═══ Information provided

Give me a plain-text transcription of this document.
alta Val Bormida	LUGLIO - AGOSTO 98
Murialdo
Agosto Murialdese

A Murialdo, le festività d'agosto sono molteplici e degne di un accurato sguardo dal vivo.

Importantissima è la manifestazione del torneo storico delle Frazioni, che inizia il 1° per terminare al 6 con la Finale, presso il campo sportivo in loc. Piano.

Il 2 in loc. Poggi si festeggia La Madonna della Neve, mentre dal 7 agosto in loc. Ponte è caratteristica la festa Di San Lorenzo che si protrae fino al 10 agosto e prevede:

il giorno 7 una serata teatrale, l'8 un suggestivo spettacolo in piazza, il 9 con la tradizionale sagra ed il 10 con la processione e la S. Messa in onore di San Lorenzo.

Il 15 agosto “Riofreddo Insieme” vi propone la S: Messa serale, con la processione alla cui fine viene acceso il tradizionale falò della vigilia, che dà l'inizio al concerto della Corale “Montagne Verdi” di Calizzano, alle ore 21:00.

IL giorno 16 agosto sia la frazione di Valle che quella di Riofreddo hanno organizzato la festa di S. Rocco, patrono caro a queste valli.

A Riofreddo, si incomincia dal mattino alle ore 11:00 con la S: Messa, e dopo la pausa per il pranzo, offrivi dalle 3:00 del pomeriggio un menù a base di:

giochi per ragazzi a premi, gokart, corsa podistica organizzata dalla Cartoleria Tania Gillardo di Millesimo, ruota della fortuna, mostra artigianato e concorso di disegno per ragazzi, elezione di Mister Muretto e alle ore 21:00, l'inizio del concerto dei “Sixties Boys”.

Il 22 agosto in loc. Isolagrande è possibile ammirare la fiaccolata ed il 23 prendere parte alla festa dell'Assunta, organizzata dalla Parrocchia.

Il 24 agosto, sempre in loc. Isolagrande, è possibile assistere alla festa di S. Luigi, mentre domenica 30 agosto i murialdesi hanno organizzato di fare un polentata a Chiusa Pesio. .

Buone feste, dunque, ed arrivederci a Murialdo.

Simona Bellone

══════

Requirements:
Repeat every entry exactly, please.

Task result:
Give me a plain-text transcription of this document.
alta Val Bormida	LUGLIO - AGOSTO 98
Murialdo
Agosto Murialdese

A Murialdo, le festività d'agosto sono molteplici e degne di un accurato sguardo dal vivo.

Importantissima è la manifestazione del torneo storico delle Frazioni, che inizia il 1° per terminare al 6 con la Finale, presso il campo sportivo in loc. Piano.

Il 2 in loc. Poggi si festeggia La Madonna della Neve, mentre dal 7 agosto in loc. Ponte è caratteristica la festa Di San Lorenzo che si protrae fino al 10 agosto e prevede:

il giorno 7 una serata teatrale, l'8 un suggestivo spettacolo in piazza, il 9 con la tradizionale sagra ed il 10 con la processione e la S. Messa in onore di San Lorenzo.

Il 15 agosto “Riofreddo Insieme” vi propone la S: Messa serale, con la processione alla cui fine viene acceso il tradizionale falò della vigilia, che dà l'inizio al concerto della Corale “Montagne Verdi” di Calizzano, alle ore 21:00.

IL giorno 16 agosto sia la frazione di Valle che quella di Riofreddo hanno organizzato la festa di S. Rocco, patrono caro a queste valli.

A Riofreddo, si incomincia dal mattino alle ore 11:00 con la S: Messa, e dopo la pausa per il pranzo, offrivi dalle 3:00 del pomeriggio un menù a base di:

giochi per ragazzi a premi, gokart, corsa podistica organizzata dalla Cartoleria Tania Gillardo di Millesimo, ruota della fortuna, mostra artigianato e concorso di disegno per ragazzi, elezione di Mister Muretto e alle ore 21:00, l'inizio del concerto dei “Sixties Boys”.

Il 22 agosto in loc. Isolagrande è possibile ammirare la fiaccolata ed il 23 prendere parte alla festa dell'Assunta, organizzata dalla Parrocchia.

Il 24 agosto, sempre in loc. Isolagrande, è possibile assistere alla festa di S. Luigi, mentre domenica 30 agosto i murialdesi hanno organizzato di fare un polentata a Chiusa Pesio. .

Buone feste, dunque, ed arrivederci a Murialdo.

Simona Bellone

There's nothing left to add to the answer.